====== DATASET

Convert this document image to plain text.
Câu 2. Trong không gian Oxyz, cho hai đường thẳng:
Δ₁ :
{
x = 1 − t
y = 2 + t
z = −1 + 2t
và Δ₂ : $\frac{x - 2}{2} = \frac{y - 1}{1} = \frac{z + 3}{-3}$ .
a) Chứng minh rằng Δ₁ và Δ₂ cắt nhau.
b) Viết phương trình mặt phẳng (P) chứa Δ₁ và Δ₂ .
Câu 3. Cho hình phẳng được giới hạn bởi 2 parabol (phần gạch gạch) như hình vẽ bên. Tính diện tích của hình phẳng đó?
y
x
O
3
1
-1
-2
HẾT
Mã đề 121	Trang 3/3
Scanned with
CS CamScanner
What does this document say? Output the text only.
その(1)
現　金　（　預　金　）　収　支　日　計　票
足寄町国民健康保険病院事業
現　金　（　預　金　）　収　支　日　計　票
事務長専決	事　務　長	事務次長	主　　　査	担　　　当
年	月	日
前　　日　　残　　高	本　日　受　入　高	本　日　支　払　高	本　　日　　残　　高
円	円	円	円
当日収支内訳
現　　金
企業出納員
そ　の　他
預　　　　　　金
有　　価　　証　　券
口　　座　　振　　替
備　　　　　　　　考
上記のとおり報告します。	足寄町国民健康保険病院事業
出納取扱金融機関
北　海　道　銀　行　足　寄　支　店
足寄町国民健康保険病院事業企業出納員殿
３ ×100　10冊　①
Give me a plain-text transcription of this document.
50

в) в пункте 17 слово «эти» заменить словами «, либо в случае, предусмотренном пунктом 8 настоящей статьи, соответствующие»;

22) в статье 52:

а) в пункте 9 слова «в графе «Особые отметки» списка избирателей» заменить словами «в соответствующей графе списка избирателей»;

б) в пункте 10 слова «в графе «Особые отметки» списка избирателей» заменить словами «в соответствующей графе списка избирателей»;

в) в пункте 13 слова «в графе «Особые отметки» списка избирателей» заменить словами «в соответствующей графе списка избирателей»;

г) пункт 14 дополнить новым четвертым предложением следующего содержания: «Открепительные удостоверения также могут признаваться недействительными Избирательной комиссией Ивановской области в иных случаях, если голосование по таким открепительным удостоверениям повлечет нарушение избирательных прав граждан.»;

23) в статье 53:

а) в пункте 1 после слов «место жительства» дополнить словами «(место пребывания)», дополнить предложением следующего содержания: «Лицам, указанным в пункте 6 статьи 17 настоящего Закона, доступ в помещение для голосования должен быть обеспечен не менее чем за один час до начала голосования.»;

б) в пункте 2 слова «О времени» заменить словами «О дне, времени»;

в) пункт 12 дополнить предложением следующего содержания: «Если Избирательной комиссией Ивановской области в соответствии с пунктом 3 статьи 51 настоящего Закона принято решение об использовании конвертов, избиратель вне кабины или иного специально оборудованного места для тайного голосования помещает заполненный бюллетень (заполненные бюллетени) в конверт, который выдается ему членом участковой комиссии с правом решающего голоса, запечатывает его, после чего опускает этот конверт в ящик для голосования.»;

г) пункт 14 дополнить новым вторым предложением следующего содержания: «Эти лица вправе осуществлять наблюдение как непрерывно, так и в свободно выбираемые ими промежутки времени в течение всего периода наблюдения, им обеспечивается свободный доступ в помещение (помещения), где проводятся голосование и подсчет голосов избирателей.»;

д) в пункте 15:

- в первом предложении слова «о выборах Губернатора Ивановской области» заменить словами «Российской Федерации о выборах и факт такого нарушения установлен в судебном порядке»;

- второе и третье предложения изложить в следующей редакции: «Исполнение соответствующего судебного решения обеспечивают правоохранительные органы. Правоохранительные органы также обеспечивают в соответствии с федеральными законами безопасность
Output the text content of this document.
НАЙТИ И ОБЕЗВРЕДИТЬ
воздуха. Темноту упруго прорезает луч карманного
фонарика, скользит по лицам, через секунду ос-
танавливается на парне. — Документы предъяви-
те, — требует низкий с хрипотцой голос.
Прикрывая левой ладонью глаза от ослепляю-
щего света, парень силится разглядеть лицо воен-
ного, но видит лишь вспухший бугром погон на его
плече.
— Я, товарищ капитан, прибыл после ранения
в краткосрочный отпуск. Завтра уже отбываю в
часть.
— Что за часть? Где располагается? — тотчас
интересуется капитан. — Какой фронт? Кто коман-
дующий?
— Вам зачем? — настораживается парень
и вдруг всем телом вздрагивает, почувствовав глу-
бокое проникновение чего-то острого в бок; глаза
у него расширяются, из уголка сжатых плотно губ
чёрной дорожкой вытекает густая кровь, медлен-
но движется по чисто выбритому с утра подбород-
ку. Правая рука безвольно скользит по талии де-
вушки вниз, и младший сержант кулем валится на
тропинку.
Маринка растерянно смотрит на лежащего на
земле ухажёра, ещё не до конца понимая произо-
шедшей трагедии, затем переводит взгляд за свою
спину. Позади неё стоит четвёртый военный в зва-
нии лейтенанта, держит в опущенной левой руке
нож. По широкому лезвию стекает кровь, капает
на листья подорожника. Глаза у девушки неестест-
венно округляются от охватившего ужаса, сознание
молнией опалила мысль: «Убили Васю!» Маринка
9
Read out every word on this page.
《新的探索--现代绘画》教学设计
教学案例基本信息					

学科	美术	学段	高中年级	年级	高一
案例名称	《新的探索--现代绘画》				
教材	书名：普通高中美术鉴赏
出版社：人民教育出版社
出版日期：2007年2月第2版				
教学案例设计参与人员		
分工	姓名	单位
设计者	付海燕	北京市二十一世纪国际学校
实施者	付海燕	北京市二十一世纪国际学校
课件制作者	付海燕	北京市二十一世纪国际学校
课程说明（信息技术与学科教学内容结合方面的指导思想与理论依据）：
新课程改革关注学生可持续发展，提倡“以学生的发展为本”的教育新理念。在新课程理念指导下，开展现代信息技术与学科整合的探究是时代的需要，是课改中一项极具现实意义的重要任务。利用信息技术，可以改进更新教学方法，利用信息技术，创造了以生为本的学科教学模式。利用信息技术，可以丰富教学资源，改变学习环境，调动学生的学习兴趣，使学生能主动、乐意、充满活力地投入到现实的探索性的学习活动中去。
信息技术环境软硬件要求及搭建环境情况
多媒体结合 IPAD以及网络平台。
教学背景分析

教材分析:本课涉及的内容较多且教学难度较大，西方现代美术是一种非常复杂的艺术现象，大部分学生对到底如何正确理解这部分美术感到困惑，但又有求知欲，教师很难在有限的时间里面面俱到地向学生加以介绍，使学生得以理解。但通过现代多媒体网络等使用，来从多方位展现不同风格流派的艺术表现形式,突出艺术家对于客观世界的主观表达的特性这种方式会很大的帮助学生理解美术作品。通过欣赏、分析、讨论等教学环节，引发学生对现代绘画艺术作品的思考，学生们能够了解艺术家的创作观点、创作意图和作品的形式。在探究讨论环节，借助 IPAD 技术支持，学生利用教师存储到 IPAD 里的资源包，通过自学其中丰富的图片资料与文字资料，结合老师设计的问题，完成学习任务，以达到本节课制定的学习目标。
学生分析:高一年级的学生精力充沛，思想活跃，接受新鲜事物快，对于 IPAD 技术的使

============

> INSTRUCTIONS FOR THE TASK
Which lines contain the word "text"? Return each of them.

> THE REPLY
Convert this document image to plain text.
What does this document say? Output the text only.
Give me a plain-text transcription of this document.
Output the text content of this document.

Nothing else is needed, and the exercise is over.